◆ Data to use

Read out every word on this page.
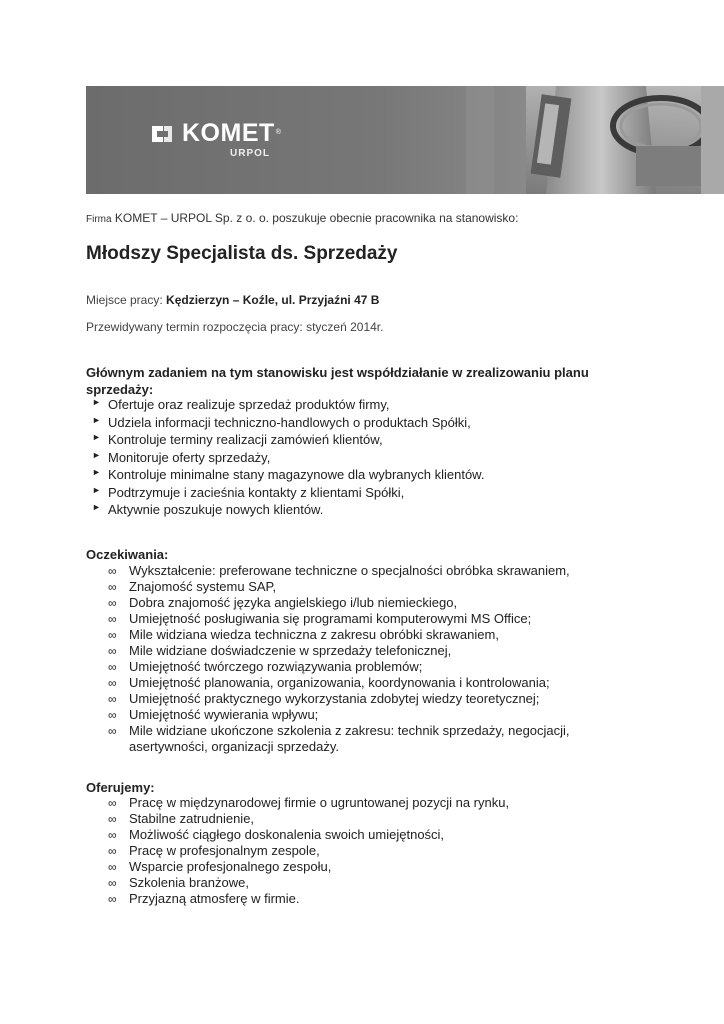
KOMET®
URPOL
Firma KOMET – URPOL Sp. z o. o. poszukuje obecnie pracownika na stanowisko:
Młodszy Specjalista ds. Sprzedaży
Miejsce pracy: Kędzierzyn – Koźle, ul. Przyjaźni 47 B
Przewidywany termin rozpoczęcia pracy: styczeń 2014r.
Głównym zadaniem na tym stanowisku jest współdziałanie w zrealizowaniu planu
sprzedaży:
► Ofertuje oraz realizuje sprzedaż produktów firmy,
► Udziela informacji techniczno-handlowych o produktach Spółki,
► Kontroluje terminy realizacji zamówień klientów,
► Monitoruje oferty sprzedaży,
► Kontroluje minimalne stany magazynowe dla wybranych klientów.
► Podtrzymuje i zacieśnia kontakty z klientami Spółki,
► Aktywnie poszukuje nowych klientów.
Oczekiwania:
∞ Wykształcenie: preferowane techniczne o specjalności obróbka skrawaniem,
∞ Znajomość systemu SAP,
∞ Dobra znajomość języka angielskiego i/lub niemieckiego,
∞ Umiejętność posługiwania się programami komputerowymi MS Office;
∞ Mile widziana wiedza techniczna z zakresu obróbki skrawaniem,
∞ Mile widziane doświadczenie w sprzedaży telefonicznej,
∞ Umiejętność twórczego rozwiązywania problemów;
∞ Umiejętność planowania, organizowania, koordynowania i kontrolowania;
∞ Umiejętność praktycznego wykorzystania zdobytej wiedzy teoretycznej;
∞ Umiejętność wywierania wpływu;
∞ Mile widziane ukończone szkolenia z zakresu: technik sprzedaży, negocjacji,
asertywności, organizacji sprzedaży.
Oferujemy:
∞ Pracę w międzynarodowej firmie o ugruntowanej pozycji na rynku,
∞ Stabilne zatrudnienie,
∞ Możliwość ciągłego doskonalenia swoich umiejętności,
∞ Pracę w profesjonalnym zespole,
∞ Wsparcie profesjonalnego zespołu,
∞ Szkolenia branżowe,
∞ Przyjazną atmosferę w firmie.
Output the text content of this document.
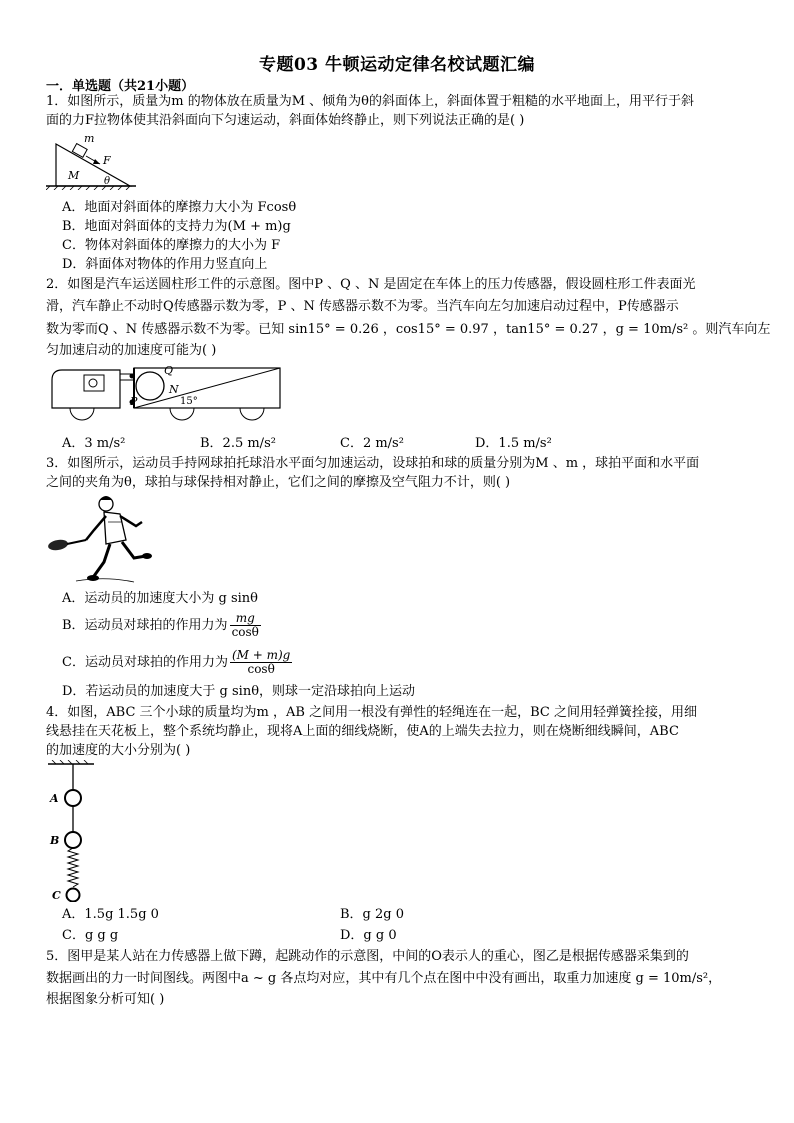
专题03 牛顿运动定律名校试题汇编
一．单选题（共21小题）
1．如图所示，质量为m 的物体放在质量为M 、倾角为θ的斜面体上，斜面体置于粗糙的水平地面上，用平行于斜
面的力F拉物体使其沿斜面向下匀速运动，斜面体始终静止，则下列说法正确的是( )
m
F
M θ
A．地面对斜面体的摩擦力大小为 Fcosθ
B．地面对斜面体的支持力为(M + m)g
C．物体对斜面体的摩擦力的大小为 F
D．斜面体对物体的作用力竖直向上
2．如图是汽车运送圆柱形工件的示意图。图中P 、Q 、N 是固定在车体上的压力传感器，假设圆柱形工件表面光
滑，汽车静止不动时Q传感器示数为零，P 、N 传感器示数不为零。当汽车向左匀加速启动过程中，P传感器示
数为零而Q 、N 传感器示数不为零。已知 sin15° = 0.26 ，cos15° = 0.97 ，tan15° = 0.27 ，g = 10m/s² 。则汽车向左
匀加速启动的加速度可能为( )
Q
N
P	15°
A．3 m/s²	B．2.5 m/s²	C．2 m/s²	D．1.5 m/s²
3．如图所示，运动员手持网球拍托球沿水平面匀加速运动，设球拍和球的质量分别为M 、m ，球拍平面和水平面
之间的夹角为θ，球拍与球保持相对静止，它们之间的摩擦及空气阻力不计，则( )
A．运动员的加速度大小为 g sinθ
B．运动员对球拍的作用力为 $\frac{mg}{\cos\theta}$
C．运动员对球拍的作用力为 $\frac{(M + m)g}{\cos\theta}$
D．若运动员的加速度大于 g sinθ，则球一定沿球拍向上运动
4．如图，ABC 三个小球的质量均为m ，AB 之间用一根没有弹性的轻绳连在一起，BC 之间用轻弹簧拴接，用细
线悬挂在天花板上，整个系统均静止，现将A上面的细线烧断，使A的上端失去拉力，则在烧断细线瞬间，ABC
的加速度的大小分别为( )
A
B
C
A．1.5g 1.5g 0	B．g 2g 0
C．g g g	D．g g 0
5．图甲是某人站在力传感器上做下蹲，起跳动作的示意图，中间的O表示人的重心，图乙是根据传感器采集到的
数据画出的力一时间图线。两图中a ~ g 各点均对应，其中有几个点在图中中没有画出，取重力加速度 g = 10m/s²，
根据图象分析可知( )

◆ What the task asks
Extract word for word every line from the line that contains "Output the text content of this document." to the final line of the data, both included, and nothing else; skip the pictures.

◆ Answer for this exercise
Output the text content of this document.
专题03 牛顿运动定律名校试题汇编
一．单选题（共21小题）
1．如图所示，质量为m 的物体放在质量为M 、倾角为θ的斜面体上，斜面体置于粗糙的水平地面上，用平行于斜
面的力F拉物体使其沿斜面向下匀速运动，斜面体始终静止，则下列说法正确的是( )
m
F
M θ
A．地面对斜面体的摩擦力大小为 Fcosθ
B．地面对斜面体的支持力为(M + m)g
C．物体对斜面体的摩擦力的大小为 F
D．斜面体对物体的作用力竖直向上
2．如图是汽车运送圆柱形工件的示意图。图中P 、Q 、N 是固定在车体上的压力传感器，假设圆柱形工件表面光
滑，汽车静止不动时Q传感器示数为零，P 、N 传感器示数不为零。当汽车向左匀加速启动过程中，P传感器示
数为零而Q 、N 传感器示数不为零。已知 sin15° = 0.26 ，cos15° = 0.97 ，tan15° = 0.27 ，g = 10m/s² 。则汽车向左
匀加速启动的加速度可能为( )
Q
N
P	15°
A．3 m/s²	B．2.5 m/s²	C．2 m/s²	D．1.5 m/s²
3．如图所示，运动员手持网球拍托球沿水平面匀加速运动，设球拍和球的质量分别为M 、m ，球拍平面和水平面
之间的夹角为θ，球拍与球保持相对静止，它们之间的摩擦及空气阻力不计，则( )
A．运动员的加速度大小为 g sinθ
B．运动员对球拍的作用力为 $\frac{mg}{\cos\theta}$
C．运动员对球拍的作用力为 $\frac{(M + m)g}{\cos\theta}$
D．若运动员的加速度大于 g sinθ，则球一定沿球拍向上运动
4．如图，ABC 三个小球的质量均为m ，AB 之间用一根没有弹性的轻绳连在一起，BC 之间用轻弹簧拴接，用细
线悬挂在天花板上，整个系统均静止，现将A上面的细线烧断，使A的上端失去拉力，则在烧断细线瞬间，ABC
的加速度的大小分别为( )
A
B
C
A．1.5g 1.5g 0	B．g 2g 0
C．g g g	D．g g 0
5．图甲是某人站在力传感器上做下蹲，起跳动作的示意图，中间的O表示人的重心，图乙是根据传感器采集到的
数据画出的力一时间图线。两图中a ~ g 各点均对应，其中有几个点在图中中没有画出，取重力加速度 g = 10m/s²，
根据图象分析可知( )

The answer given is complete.